→ **YOUR GOAL**: Skip the pictures and repeat each line of the data exactly.

▬▬▬▬▬▬▬▬▬▬

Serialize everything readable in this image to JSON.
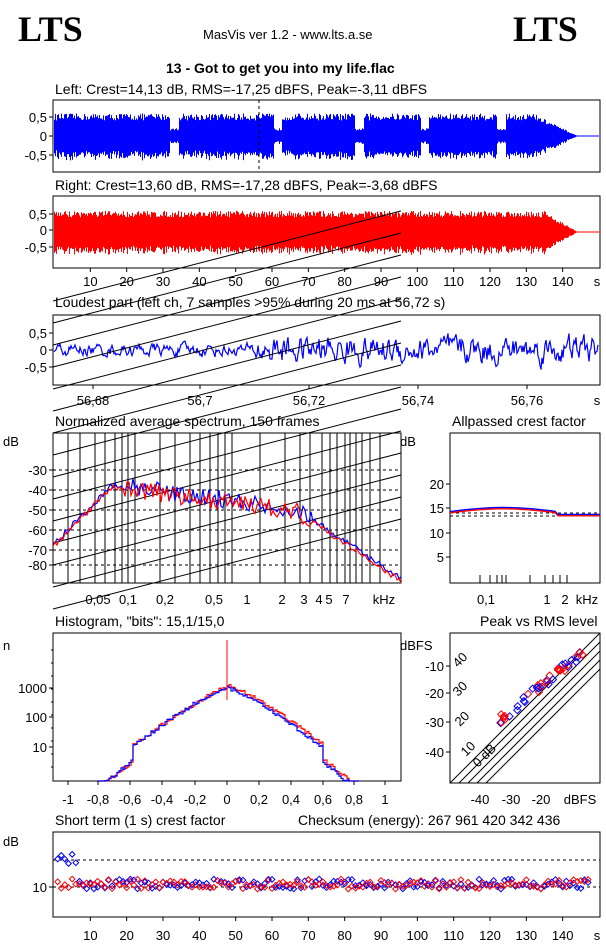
{
  "header": {
    "logo_left": "LTS",
    "logo_right": "LTS",
    "app": "MasVis ver 1.2 - www.lts.a.se",
    "track": "13 - Got to get you into my life.flac"
  },
  "colors": {
    "left": "#0000ff",
    "right": "#ff0000"
  },
  "panels": {
    "left": {
      "title": "Left: Crest=14,13 dB, RMS=-17,25 dBFS, Peak=-3,11 dBFS",
      "yticks": [
        "0,5",
        "0",
        "-0,5"
      ],
      "loudest_marker_s": 56.72
    },
    "right": {
      "title": "Right: Crest=13,60 dB, RMS=-17,28 dBFS, Peak=-3,68 dBFS",
      "yticks": [
        "0,5",
        "0",
        "-0,5"
      ],
      "xticks": [
        "10",
        "20",
        "30",
        "40",
        "50",
        "60",
        "70",
        "80",
        "90",
        "100",
        "110",
        "120",
        "130",
        "140"
      ],
      "xunit": "s",
      "duration_s": 150
    },
    "loudest": {
      "title": "Loudest part (left  ch, 7 samples >95% during 20 ms at 56,72 s)",
      "yticks": [
        "0,5",
        "0",
        "-0,5"
      ],
      "xticks": [
        "56,68",
        "56,7",
        "56,72",
        "56,74",
        "56,76"
      ],
      "xunit": "s"
    },
    "spectrum": {
      "title": "Normalized average spectrum, 150 frames",
      "yunit": "dB",
      "yticks": [
        "-30",
        "-40",
        "-50",
        "-60",
        "-70",
        "-80"
      ],
      "xticks": [
        "0,05",
        "0,1",
        "0,2",
        "0,5",
        "1",
        "2",
        "3",
        "4",
        "5",
        "7"
      ],
      "xunit": "kHz"
    },
    "allpass": {
      "title": "Allpassed crest factor",
      "yunit": "dB",
      "yticks": [
        "20",
        "15",
        "10",
        "5"
      ],
      "xticks": [
        "0,1",
        "1",
        "2"
      ],
      "xunit": "kHz",
      "left_db": 15.0,
      "right_db": 15.0
    },
    "histogram": {
      "title": "Histogram, \"bits\": 15,1/15,0",
      "yunit": "n",
      "yticks": [
        "1000",
        "100",
        "10"
      ],
      "xticks": [
        "-1",
        "-0,8",
        "-0,6",
        "-0,4",
        "-0,2",
        "0",
        "0,2",
        "0,4",
        "0,6",
        "0,8",
        "1"
      ]
    },
    "peakrms": {
      "title": "Peak vs RMS level",
      "yunit": "dBFS",
      "yticks": [
        "-10",
        "-20",
        "-30",
        "-40"
      ],
      "xticks": [
        "-40",
        "-30",
        "-20"
      ],
      "xunit": "dBFS",
      "diag": [
        "40",
        "30",
        "20",
        "10",
        "0 dB"
      ]
    },
    "shortterm": {
      "title": "Short term (1 s) crest factor",
      "checksum": "Checksum (energy):  267 961 420 342 436",
      "yunit": "dB",
      "yticks": [
        "10"
      ],
      "xticks": [
        "10",
        "20",
        "30",
        "40",
        "50",
        "60",
        "70",
        "80",
        "90",
        "100",
        "110",
        "120",
        "130",
        "140"
      ],
      "xunit": "s"
    }
  }
}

▬▬▬▬▬▬▬▬▬▬

→ **RESULT OF THE TASK**:
Serialize everything readable in this image to JSON.
{
  "header": {
    "logo_left": "LTS",
    "logo_right": "LTS",
    "app": "MasVis ver 1.2 - www.lts.a.se",
    "track": "13 - Got to get you into my life.flac"
  },
  "colors": {
    "left": "#0000ff",
    "right": "#ff0000"
  },
  "panels": {
    "left": {
      "title": "Left: Crest=14,13 dB, RMS=-17,25 dBFS, Peak=-3,11 dBFS",
      "yticks": [
        "0,5",
        "0",
        "-0,5"
      ],
      "loudest_marker_s": 56.72
    },
    "right": {
      "title": "Right: Crest=13,60 dB, RMS=-17,28 dBFS, Peak=-3,68 dBFS",
      "yticks": [
        "0,5",
        "0",
        "-0,5"
      ],
      "xticks": [
        "10",
        "20",
        "30",
        "40",
        "50",
        "60",
        "70",
        "80",
        "90",
        "100",
        "110",
        "120",
        "130",
        "140"
      ],
      "xunit": "s",
      "duration_s": 150
    },
    "loudest": {
      "title": "Loudest part (left  ch, 7 samples >95% during 20 ms at 56,72 s)",
      "yticks": [
        "0,5",
        "0",
        "-0,5"
      ],
      "xticks": [
        "56,68",
        "56,7",
        "56,72",
        "56,74",
        "56,76"
      ],
      "xunit": "s"
    },
    "spectrum": {
      "title": "Normalized average spectrum, 150 frames",
      "yunit": "dB",
      "yticks": [
        "-30",
        "-40",
        "-50",
        "-60",
        "-70",
        "-80"
      ],
      "xticks": [
        "0,05",
        "0,1",
        "0,2",
        "0,5",
        "1",
        "2",
        "3",
        "4",
        "5",
        "7"
      ],
      "xunit": "kHz"
    },
    "allpass": {
      "title": "Allpassed crest factor",
      "yunit": "dB",
      "yticks": [
        "20",
        "15",
        "10",
        "5"
      ],
      "xticks": [
        "0,1",
        "1",
        "2"
      ],
      "xunit": "kHz",
      "left_db": 15.0,
      "right_db": 15.0
    },
    "histogram": {
      "title": "Histogram, \"bits\": 15,1/15,0",
      "yunit": "n",
      "yticks": [
        "1000",
        "100",
        "10"
      ],
      "xticks": [
        "-1",
        "-0,8",
        "-0,6",
        "-0,4",
        "-0,2",
        "0",
        "0,2",
        "0,4",
        "0,6",
        "0,8",
        "1"
      ]
    },
    "peakrms": {
      "title": "Peak vs RMS level",
      "yunit": "dBFS",
      "yticks": [
        "-10",
        "-20",
        "-30",
        "-40"
      ],
      "xticks": [
        "-40",
        "-30",
        "-20"
      ],
      "xunit": "dBFS",
      "diag": [
        "40",
        "30",
        "20",
        "10",
        "0 dB"
      ]
    },
    "shortterm": {
      "title": "Short term (1 s) crest factor",
      "checksum": "Checksum (energy):  267 961 420 342 436",
      "yunit": "dB",
      "yticks": [
        "10"
      ],
      "xticks": [
        "10",
        "20",
        "30",
        "40",
        "50",
        "60",
        "70",
        "80",
        "90",
        "100",
        "110",
        "120",
        "130",
        "140"
      ],
      "xunit": "s"
    }
  }
}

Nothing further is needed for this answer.